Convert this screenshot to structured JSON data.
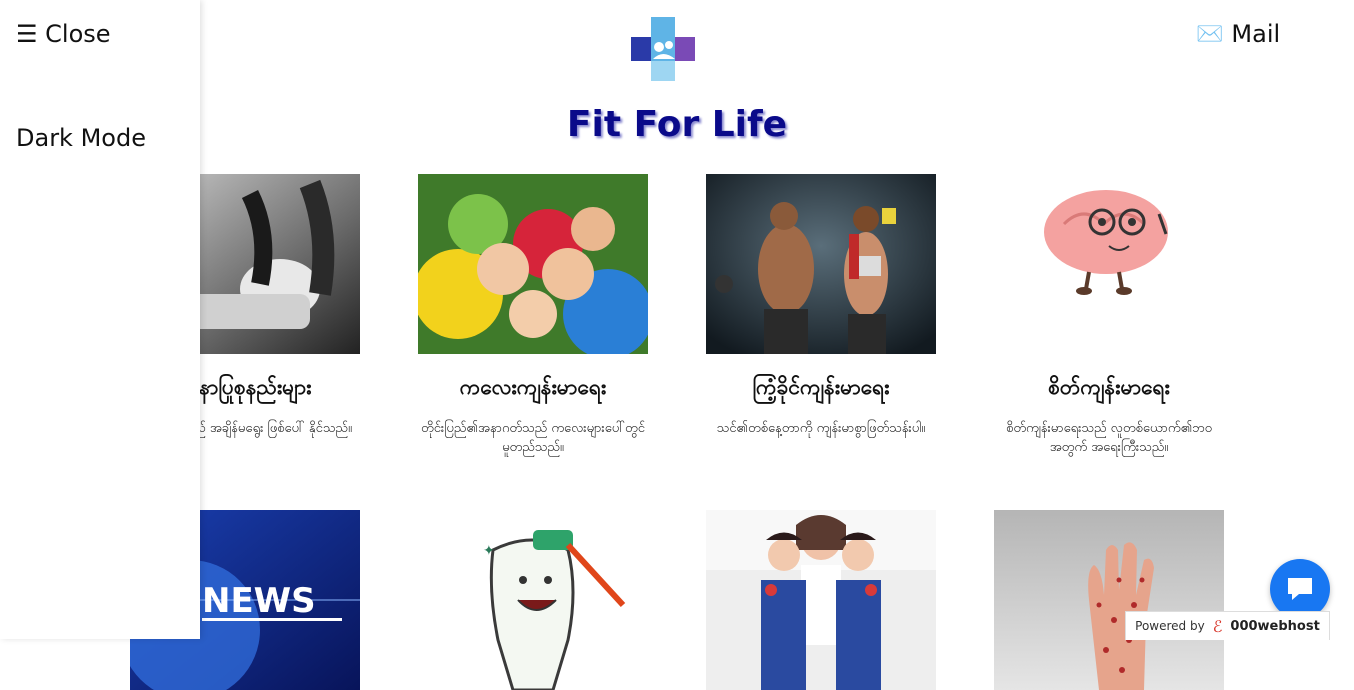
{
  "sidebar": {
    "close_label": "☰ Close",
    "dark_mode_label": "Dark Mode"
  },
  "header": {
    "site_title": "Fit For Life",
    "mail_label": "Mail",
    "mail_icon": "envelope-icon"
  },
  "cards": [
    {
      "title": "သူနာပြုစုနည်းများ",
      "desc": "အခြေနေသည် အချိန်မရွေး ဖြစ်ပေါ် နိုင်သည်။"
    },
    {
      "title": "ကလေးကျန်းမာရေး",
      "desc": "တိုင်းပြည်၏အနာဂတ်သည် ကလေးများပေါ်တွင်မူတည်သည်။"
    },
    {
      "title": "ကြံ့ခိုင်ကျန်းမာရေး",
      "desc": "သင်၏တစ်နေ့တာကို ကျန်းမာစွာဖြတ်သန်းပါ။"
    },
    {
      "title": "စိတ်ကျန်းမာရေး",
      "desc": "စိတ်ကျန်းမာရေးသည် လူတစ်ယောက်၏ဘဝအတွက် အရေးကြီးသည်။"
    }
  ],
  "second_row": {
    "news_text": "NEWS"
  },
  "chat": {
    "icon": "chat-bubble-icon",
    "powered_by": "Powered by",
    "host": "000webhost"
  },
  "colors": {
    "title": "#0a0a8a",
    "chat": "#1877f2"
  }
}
__________________________________________________
Do this
Could you reproduce every record above exactly, leaving out the pictures?

Exercise output
Convert this screenshot to structured JSON data.
{
  "sidebar": {
    "close_label": "☰ Close",
    "dark_mode_label": "Dark Mode"
  },
  "header": {
    "site_title": "Fit For Life",
    "mail_label": "Mail",
    "mail_icon": "envelope-icon"
  },
  "cards": [
    {
      "title": "သူနာပြုစုနည်းများ",
      "desc": "အခြေနေသည် အချိန်မရွေး ဖြစ်ပေါ် နိုင်သည်။"
    },
    {
      "title": "ကလေးကျန်းမာရေး",
      "desc": "တိုင်းပြည်၏အနာဂတ်သည် ကလေးများပေါ်တွင်မူတည်သည်။"
    },
    {
      "title": "ကြံ့ခိုင်ကျန်းမာရေး",
      "desc": "သင်၏တစ်နေ့တာကို ကျန်းမာစွာဖြတ်သန်းပါ။"
    },
    {
      "title": "စိတ်ကျန်းမာရေး",
      "desc": "စိတ်ကျန်းမာရေးသည် လူတစ်ယောက်၏ဘဝအတွက် အရေးကြီးသည်။"
    }
  ],
  "second_row": {
    "news_text": "NEWS"
  },
  "chat": {
    "icon": "chat-bubble-icon",
    "powered_by": "Powered by",
    "host": "000webhost"
  },
  "colors": {
    "title": "#0a0a8a",
    "chat": "#1877f2"
  }
}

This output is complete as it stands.